[OBJECTIVE]
Reproduce all of the data below without alteration; exclude every picture.

[DATA TO USE]
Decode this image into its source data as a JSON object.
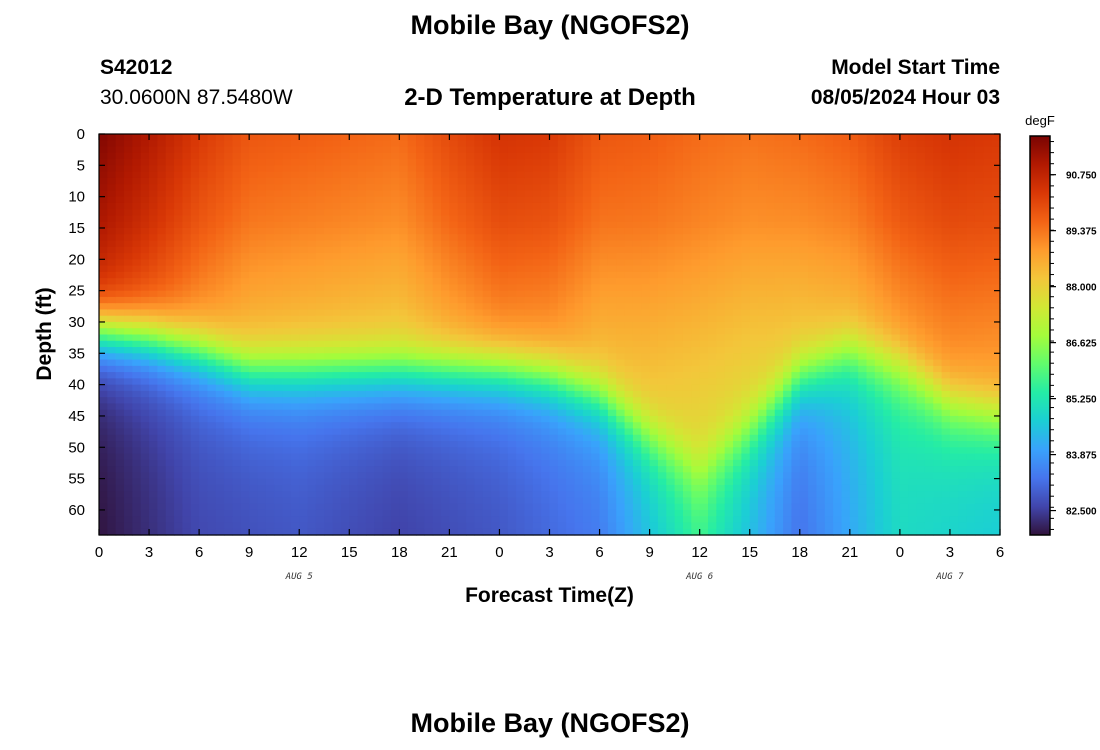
{
  "header": {
    "title": "Mobile Bay (NGOFS2)",
    "station_id": "S42012",
    "coordinates": "30.0600N  87.5480W",
    "subtitle": "2-D Temperature at Depth",
    "model_start_label": "Model Start Time",
    "model_start_value": "08/05/2024 Hour 03"
  },
  "footer": {
    "title": "Mobile Bay (NGOFS2)"
  },
  "colors": {
    "colormap": [
      "#30123b",
      "#4145ab",
      "#4675ed",
      "#39a2fc",
      "#1bcfd4",
      "#24eca6",
      "#61fc6c",
      "#a4fc3b",
      "#d1e834",
      "#f3c63a",
      "#fe9b2d",
      "#f36315",
      "#d93806",
      "#b11901",
      "#7a0403"
    ]
  },
  "chart_data": {
    "type": "heatmap",
    "title": "2-D Temperature at Depth",
    "xlabel": "Forecast Time(Z)",
    "ylabel": "Depth (ft)",
    "colorbar_units": "degF",
    "colorbar_ticks": [
      82.5,
      83.875,
      85.25,
      86.625,
      88.0,
      89.375,
      90.75
    ],
    "colorbar_tick_labels": [
      "82.500",
      "83.875",
      "85.250",
      "86.625",
      "88.000",
      "89.375",
      "90.750"
    ],
    "value_range": [
      81.9,
      91.7
    ],
    "x_range_hours": [
      0,
      54
    ],
    "x_tick_labels": [
      "0",
      "3",
      "6",
      "9",
      "12",
      "15",
      "18",
      "21",
      "0",
      "3",
      "6",
      "9",
      "12",
      "15",
      "18",
      "21",
      "0",
      "3",
      "6"
    ],
    "date_labels": [
      {
        "text": "AUG 5",
        "hour": 12
      },
      {
        "text": "AUG 6",
        "hour": 36
      },
      {
        "text": "AUG 7",
        "hour": 51
      }
    ],
    "y_range_ft": [
      0,
      64
    ],
    "y_ticks": [
      0,
      5,
      10,
      15,
      20,
      25,
      30,
      35,
      40,
      45,
      50,
      55,
      60
    ],
    "y_tick_labels": [
      "0",
      "5",
      "10",
      "15",
      "20",
      "25",
      "30",
      "35",
      "40",
      "45",
      "50",
      "55",
      "60"
    ],
    "thermocline_depth_ft": {
      "hour": [
        0,
        3,
        6,
        9,
        12,
        15,
        18,
        21,
        24,
        27,
        30,
        33,
        36,
        39,
        42,
        45,
        48,
        51,
        54
      ],
      "depth": [
        31,
        32,
        34,
        37,
        37,
        37,
        37,
        37,
        37,
        38,
        41,
        47,
        52,
        46,
        38,
        34,
        36,
        42,
        44
      ]
    },
    "surface_temperature_f": {
      "hour": [
        0,
        3,
        6,
        9,
        12,
        15,
        18,
        21,
        24,
        27,
        30,
        33,
        36,
        39,
        42,
        45,
        48,
        51,
        54
      ],
      "value": [
        91.6,
        91.0,
        90.3,
        89.8,
        89.7,
        89.6,
        89.5,
        90.0,
        90.4,
        90.3,
        89.8,
        89.7,
        89.5,
        89.4,
        89.5,
        89.7,
        90.2,
        90.4,
        90.3
      ]
    },
    "bottom_temperature_f": {
      "hour": [
        0,
        6,
        12,
        18,
        24,
        30,
        36,
        42,
        48,
        54
      ],
      "value": [
        81.9,
        82.6,
        82.8,
        82.5,
        82.8,
        83.3,
        85.3,
        83.2,
        84.9,
        84.5
      ]
    }
  }
}
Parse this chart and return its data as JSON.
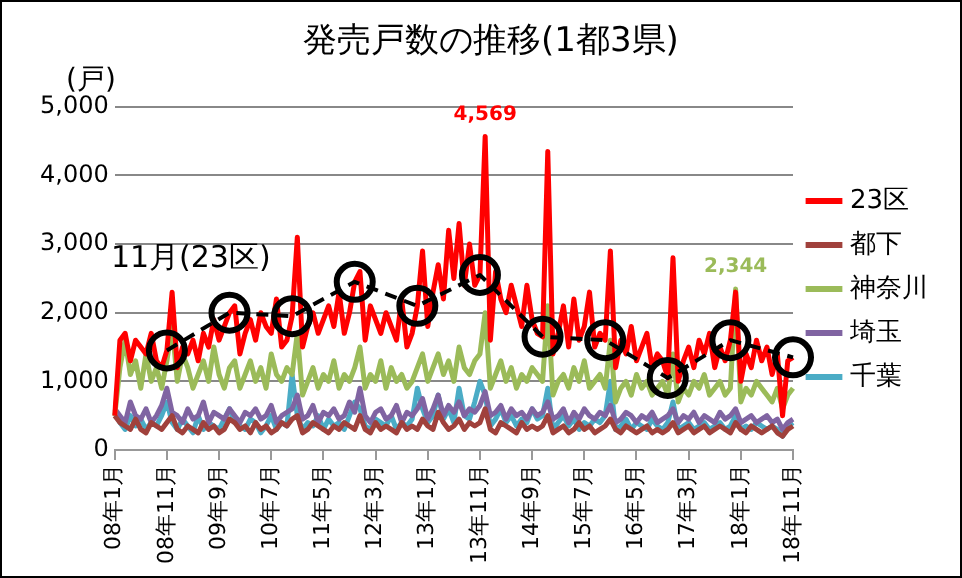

[ANSWER TO THIS EXERCISE]
Decode this image into its source data as a JSON object.
{
  "header": {
    "title": "Mobile Bay (NGOFS2)",
    "station_id": "S42012",
    "coordinates": "30.0600N  87.5480W",
    "subtitle": "2-D Temperature at Depth",
    "model_start_label": "Model Start Time",
    "model_start_value": "08/05/2024 Hour 03"
  },
  "footer": {
    "title": "Mobile Bay (NGOFS2)"
  },
  "colors": {
    "colormap": [
      "#30123b",
      "#4145ab",
      "#4675ed",
      "#39a2fc",
      "#1bcfd4",
      "#24eca6",
      "#61fc6c",
      "#a4fc3b",
      "#d1e834",
      "#f3c63a",
      "#fe9b2d",
      "#f36315",
      "#d93806",
      "#b11901",
      "#7a0403"
    ]
  },
  "chart_data": {
    "type": "heatmap",
    "title": "2-D Temperature at Depth",
    "xlabel": "Forecast Time(Z)",
    "ylabel": "Depth (ft)",
    "colorbar_units": "degF",
    "colorbar_ticks": [
      82.5,
      83.875,
      85.25,
      86.625,
      88.0,
      89.375,
      90.75
    ],
    "colorbar_tick_labels": [
      "82.500",
      "83.875",
      "85.250",
      "86.625",
      "88.000",
      "89.375",
      "90.750"
    ],
    "value_range": [
      81.9,
      91.7
    ],
    "x_range_hours": [
      0,
      54
    ],
    "x_tick_labels": [
      "0",
      "3",
      "6",
      "9",
      "12",
      "15",
      "18",
      "21",
      "0",
      "3",
      "6",
      "9",
      "12",
      "15",
      "18",
      "21",
      "0",
      "3",
      "6"
    ],
    "date_labels": [
      {
        "text": "AUG 5",
        "hour": 12
      },
      {
        "text": "AUG 6",
        "hour": 36
      },
      {
        "text": "AUG 7",
        "hour": 51
      }
    ],
    "y_range_ft": [
      0,
      64
    ],
    "y_ticks": [
      0,
      5,
      10,
      15,
      20,
      25,
      30,
      35,
      40,
      45,
      50,
      55,
      60
    ],
    "y_tick_labels": [
      "0",
      "5",
      "10",
      "15",
      "20",
      "25",
      "30",
      "35",
      "40",
      "45",
      "50",
      "55",
      "60"
    ],
    "thermocline_depth_ft": {
      "hour": [
        0,
        3,
        6,
        9,
        12,
        15,
        18,
        21,
        24,
        27,
        30,
        33,
        36,
        39,
        42,
        45,
        48,
        51,
        54
      ],
      "depth": [
        31,
        32,
        34,
        37,
        37,
        37,
        37,
        37,
        37,
        38,
        41,
        47,
        52,
        46,
        38,
        34,
        36,
        42,
        44
      ]
    },
    "surface_temperature_f": {
      "hour": [
        0,
        3,
        6,
        9,
        12,
        15,
        18,
        21,
        24,
        27,
        30,
        33,
        36,
        39,
        42,
        45,
        48,
        51,
        54
      ],
      "value": [
        91.6,
        91.0,
        90.3,
        89.8,
        89.7,
        89.6,
        89.5,
        90.0,
        90.4,
        90.3,
        89.8,
        89.7,
        89.5,
        89.4,
        89.5,
        89.7,
        90.2,
        90.4,
        90.3
      ]
    },
    "bottom_temperature_f": {
      "hour": [
        0,
        6,
        12,
        18,
        24,
        30,
        36,
        42,
        48,
        54
      ],
      "value": [
        81.9,
        82.6,
        82.8,
        82.5,
        82.8,
        83.3,
        85.3,
        83.2,
        84.9,
        84.5
      ]
    }
  }
}
Parse this chart and return its data as JSON.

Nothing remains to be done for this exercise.